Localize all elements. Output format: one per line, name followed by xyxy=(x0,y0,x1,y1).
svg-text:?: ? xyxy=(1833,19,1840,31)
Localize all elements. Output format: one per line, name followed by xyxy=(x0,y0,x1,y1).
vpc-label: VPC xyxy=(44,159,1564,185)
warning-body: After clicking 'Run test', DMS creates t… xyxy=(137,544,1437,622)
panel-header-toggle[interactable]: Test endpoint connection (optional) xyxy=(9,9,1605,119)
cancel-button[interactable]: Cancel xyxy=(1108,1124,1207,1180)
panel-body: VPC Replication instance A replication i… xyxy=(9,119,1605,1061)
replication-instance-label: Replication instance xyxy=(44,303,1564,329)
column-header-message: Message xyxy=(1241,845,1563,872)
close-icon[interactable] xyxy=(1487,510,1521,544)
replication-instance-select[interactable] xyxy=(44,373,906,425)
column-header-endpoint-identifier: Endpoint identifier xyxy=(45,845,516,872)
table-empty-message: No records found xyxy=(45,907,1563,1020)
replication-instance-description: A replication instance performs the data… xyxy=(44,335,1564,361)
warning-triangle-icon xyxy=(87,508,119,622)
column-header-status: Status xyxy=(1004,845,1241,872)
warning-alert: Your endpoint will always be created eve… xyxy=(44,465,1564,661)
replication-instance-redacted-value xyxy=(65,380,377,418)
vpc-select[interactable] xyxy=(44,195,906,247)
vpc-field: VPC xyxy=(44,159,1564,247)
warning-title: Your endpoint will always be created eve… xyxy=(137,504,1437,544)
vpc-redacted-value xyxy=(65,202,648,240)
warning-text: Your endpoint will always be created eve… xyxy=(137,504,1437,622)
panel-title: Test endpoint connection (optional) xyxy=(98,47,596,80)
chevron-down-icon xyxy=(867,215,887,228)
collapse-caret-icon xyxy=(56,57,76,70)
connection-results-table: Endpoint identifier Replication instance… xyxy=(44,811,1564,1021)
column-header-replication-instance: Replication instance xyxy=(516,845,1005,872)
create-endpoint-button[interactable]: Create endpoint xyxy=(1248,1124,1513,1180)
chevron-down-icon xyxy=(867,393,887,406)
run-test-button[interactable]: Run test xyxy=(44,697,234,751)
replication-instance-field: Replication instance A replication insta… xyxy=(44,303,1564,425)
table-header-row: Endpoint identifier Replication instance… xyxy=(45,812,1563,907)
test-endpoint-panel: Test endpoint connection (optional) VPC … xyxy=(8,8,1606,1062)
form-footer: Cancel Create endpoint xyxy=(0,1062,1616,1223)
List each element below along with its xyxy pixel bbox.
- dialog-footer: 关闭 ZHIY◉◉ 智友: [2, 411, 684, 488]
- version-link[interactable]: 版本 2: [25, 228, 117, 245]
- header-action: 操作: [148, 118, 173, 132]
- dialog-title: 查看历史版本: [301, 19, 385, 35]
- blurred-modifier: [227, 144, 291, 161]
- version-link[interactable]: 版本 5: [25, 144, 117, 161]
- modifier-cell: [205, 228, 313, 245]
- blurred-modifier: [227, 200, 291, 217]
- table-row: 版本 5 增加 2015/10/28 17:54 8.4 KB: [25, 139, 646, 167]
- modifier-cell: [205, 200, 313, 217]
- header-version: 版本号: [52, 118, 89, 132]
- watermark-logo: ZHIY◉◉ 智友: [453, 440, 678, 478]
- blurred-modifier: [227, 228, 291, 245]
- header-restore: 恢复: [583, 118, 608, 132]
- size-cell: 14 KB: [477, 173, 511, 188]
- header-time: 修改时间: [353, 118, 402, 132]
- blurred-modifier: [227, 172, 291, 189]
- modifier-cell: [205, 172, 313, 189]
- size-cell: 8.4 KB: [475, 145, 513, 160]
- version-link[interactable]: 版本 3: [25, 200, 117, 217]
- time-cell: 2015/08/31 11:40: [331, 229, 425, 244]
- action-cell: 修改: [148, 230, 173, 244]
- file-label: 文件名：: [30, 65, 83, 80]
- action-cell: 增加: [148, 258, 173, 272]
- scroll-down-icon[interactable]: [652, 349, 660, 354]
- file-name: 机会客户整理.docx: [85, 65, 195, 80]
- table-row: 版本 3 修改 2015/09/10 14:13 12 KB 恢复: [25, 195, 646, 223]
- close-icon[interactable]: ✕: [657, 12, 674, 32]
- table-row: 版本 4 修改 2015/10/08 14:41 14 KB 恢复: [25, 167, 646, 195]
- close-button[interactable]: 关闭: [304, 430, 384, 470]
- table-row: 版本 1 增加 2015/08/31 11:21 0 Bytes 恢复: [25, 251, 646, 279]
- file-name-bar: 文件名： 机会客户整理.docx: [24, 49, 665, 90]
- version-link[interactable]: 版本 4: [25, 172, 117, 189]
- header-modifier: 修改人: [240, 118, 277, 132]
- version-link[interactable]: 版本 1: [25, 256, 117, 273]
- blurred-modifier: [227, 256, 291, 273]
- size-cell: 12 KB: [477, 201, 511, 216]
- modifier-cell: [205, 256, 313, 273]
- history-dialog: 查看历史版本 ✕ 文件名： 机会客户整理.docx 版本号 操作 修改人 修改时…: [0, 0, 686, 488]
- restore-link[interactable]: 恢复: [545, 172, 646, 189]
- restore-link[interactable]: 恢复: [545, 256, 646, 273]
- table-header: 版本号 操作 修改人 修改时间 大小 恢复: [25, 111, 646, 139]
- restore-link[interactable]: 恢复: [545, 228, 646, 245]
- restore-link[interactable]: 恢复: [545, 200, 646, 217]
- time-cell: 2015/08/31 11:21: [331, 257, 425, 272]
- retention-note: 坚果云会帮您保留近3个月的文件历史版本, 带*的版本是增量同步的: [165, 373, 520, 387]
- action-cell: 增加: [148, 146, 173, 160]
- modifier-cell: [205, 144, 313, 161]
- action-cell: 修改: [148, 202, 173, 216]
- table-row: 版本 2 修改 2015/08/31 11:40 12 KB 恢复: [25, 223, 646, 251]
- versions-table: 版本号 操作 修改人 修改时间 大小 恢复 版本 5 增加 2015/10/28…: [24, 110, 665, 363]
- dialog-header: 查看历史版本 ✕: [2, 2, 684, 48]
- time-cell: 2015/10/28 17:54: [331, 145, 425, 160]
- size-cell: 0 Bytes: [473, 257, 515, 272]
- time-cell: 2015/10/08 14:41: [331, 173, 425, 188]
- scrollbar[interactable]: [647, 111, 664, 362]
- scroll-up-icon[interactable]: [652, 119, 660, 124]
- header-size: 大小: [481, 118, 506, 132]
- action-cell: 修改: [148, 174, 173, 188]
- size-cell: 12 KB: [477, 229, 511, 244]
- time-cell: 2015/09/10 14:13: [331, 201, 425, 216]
++++++++++++++++++++
* _What to do_
Reproduce every entry above verbatim, line for line.

* _Solution for this task_
Localize all elements. Output format: one per line, name followed by xyxy=(x0,y0,x1,y1).
svg-text:?: ? xyxy=(1833,19,1840,31)
Localize all elements. Output format: one per line, name followed by xyxy=(x0,y0,x1,y1).
vpc-label: VPC xyxy=(44,159,1564,185)
warning-body: After clicking 'Run test', DMS creates t… xyxy=(137,544,1437,622)
panel-header-toggle[interactable]: Test endpoint connection (optional) xyxy=(9,9,1605,119)
cancel-button[interactable]: Cancel xyxy=(1108,1124,1207,1180)
panel-body: VPC Replication instance A replication i… xyxy=(9,119,1605,1061)
replication-instance-label: Replication instance xyxy=(44,303,1564,329)
column-header-message: Message xyxy=(1241,845,1563,872)
close-icon[interactable] xyxy=(1487,510,1521,544)
replication-instance-select[interactable] xyxy=(44,373,906,425)
column-header-endpoint-identifier: Endpoint identifier xyxy=(45,845,516,872)
table-empty-message: No records found xyxy=(45,907,1563,1020)
replication-instance-description: A replication instance performs the data… xyxy=(44,335,1564,361)
warning-triangle-icon xyxy=(87,508,119,622)
column-header-status: Status xyxy=(1004,845,1241,872)
warning-alert: Your endpoint will always be created eve… xyxy=(44,465,1564,661)
replication-instance-redacted-value xyxy=(65,380,377,418)
vpc-select[interactable] xyxy=(44,195,906,247)
vpc-field: VPC xyxy=(44,159,1564,247)
warning-title: Your endpoint will always be created eve… xyxy=(137,504,1437,544)
vpc-redacted-value xyxy=(65,202,648,240)
warning-text: Your endpoint will always be created eve… xyxy=(137,504,1437,622)
panel-title: Test endpoint connection (optional) xyxy=(98,47,596,80)
chevron-down-icon xyxy=(867,215,887,228)
collapse-caret-icon xyxy=(56,57,76,70)
connection-results-table: Endpoint identifier Replication instance… xyxy=(44,811,1564,1021)
column-header-replication-instance: Replication instance xyxy=(516,845,1005,872)
create-endpoint-button[interactable]: Create endpoint xyxy=(1248,1124,1513,1180)
chevron-down-icon xyxy=(867,393,887,406)
run-test-button[interactable]: Run test xyxy=(44,697,234,751)
replication-instance-field: Replication instance A replication insta… xyxy=(44,303,1564,425)
table-header-row: Endpoint identifier Replication instance… xyxy=(45,812,1563,907)
test-endpoint-panel: Test endpoint connection (optional) VPC … xyxy=(8,8,1606,1062)
form-footer: Cancel Create endpoint xyxy=(0,1062,1616,1223)
List each element below along with its xyxy pixel bbox.
- dialog-footer: 关闭 ZHIY◉◉ 智友: [2, 411, 684, 488]
- version-link[interactable]: 版本 2: [25, 228, 117, 245]
- header-action: 操作: [148, 118, 173, 132]
- dialog-title: 查看历史版本: [301, 19, 385, 35]
- blurred-modifier: [227, 144, 291, 161]
- version-link[interactable]: 版本 5: [25, 144, 117, 161]
- modifier-cell: [205, 228, 313, 245]
- blurred-modifier: [227, 200, 291, 217]
- table-row: 版本 5 增加 2015/10/28 17:54 8.4 KB: [25, 139, 646, 167]
- modifier-cell: [205, 200, 313, 217]
- header-version: 版本号: [52, 118, 89, 132]
- watermark-logo: ZHIY◉◉ 智友: [453, 440, 678, 478]
- blurred-modifier: [227, 228, 291, 245]
- header-restore: 恢复: [583, 118, 608, 132]
- size-cell: 14 KB: [477, 173, 511, 188]
- header-time: 修改时间: [353, 118, 402, 132]
- blurred-modifier: [227, 172, 291, 189]
- modifier-cell: [205, 172, 313, 189]
- size-cell: 8.4 KB: [475, 145, 513, 160]
- version-link[interactable]: 版本 3: [25, 200, 117, 217]
- time-cell: 2015/08/31 11:40: [331, 229, 425, 244]
- action-cell: 修改: [148, 230, 173, 244]
- file-label: 文件名：: [30, 65, 83, 80]
- action-cell: 增加: [148, 258, 173, 272]
- scroll-down-icon[interactable]: [652, 349, 660, 354]
- file-name: 机会客户整理.docx: [85, 65, 195, 80]
- table-row: 版本 3 修改 2015/09/10 14:13 12 KB 恢复: [25, 195, 646, 223]
- close-icon[interactable]: ✕: [657, 12, 674, 32]
- table-row: 版本 4 修改 2015/10/08 14:41 14 KB 恢复: [25, 167, 646, 195]
- close-button[interactable]: 关闭: [304, 430, 384, 470]
- table-row: 版本 1 增加 2015/08/31 11:21 0 Bytes 恢复: [25, 251, 646, 279]
- file-name-bar: 文件名： 机会客户整理.docx: [24, 49, 665, 90]
- version-link[interactable]: 版本 4: [25, 172, 117, 189]
- header-modifier: 修改人: [240, 118, 277, 132]
- version-link[interactable]: 版本 1: [25, 256, 117, 273]
- blurred-modifier: [227, 256, 291, 273]
- size-cell: 12 KB: [477, 201, 511, 216]
- modifier-cell: [205, 256, 313, 273]
- history-dialog: 查看历史版本 ✕ 文件名： 机会客户整理.docx 版本号 操作 修改人 修改时…: [0, 0, 686, 488]
- restore-link[interactable]: 恢复: [545, 172, 646, 189]
- restore-link[interactable]: 恢复: [545, 256, 646, 273]
- table-header: 版本号 操作 修改人 修改时间 大小 恢复: [25, 111, 646, 139]
- restore-link[interactable]: 恢复: [545, 228, 646, 245]
- restore-link[interactable]: 恢复: [545, 200, 646, 217]
- time-cell: 2015/08/31 11:21: [331, 257, 425, 272]
- retention-note: 坚果云会帮您保留近3个月的文件历史版本, 带*的版本是增量同步的: [165, 373, 520, 387]
- action-cell: 增加: [148, 146, 173, 160]
- modifier-cell: [205, 144, 313, 161]
- action-cell: 修改: [148, 202, 173, 216]
- table-row: 版本 2 修改 2015/08/31 11:40 12 KB 恢复: [25, 223, 646, 251]
- versions-table: 版本号 操作 修改人 修改时间 大小 恢复 版本 5 增加 2015/10/28…: [24, 110, 665, 363]
- dialog-header: 查看历史版本 ✕: [2, 2, 684, 48]
- time-cell: 2015/10/28 17:54: [331, 145, 425, 160]
- size-cell: 0 Bytes: [473, 257, 515, 272]
- time-cell: 2015/10/08 14:41: [331, 173, 425, 188]
- scrollbar[interactable]: [647, 111, 664, 362]
- scroll-up-icon[interactable]: [652, 119, 660, 124]
- header-size: 大小: [481, 118, 506, 132]
- action-cell: 修改: [148, 174, 173, 188]
- size-cell: 12 KB: [477, 229, 511, 244]
- time-cell: 2015/09/10 14:13: [331, 201, 425, 216]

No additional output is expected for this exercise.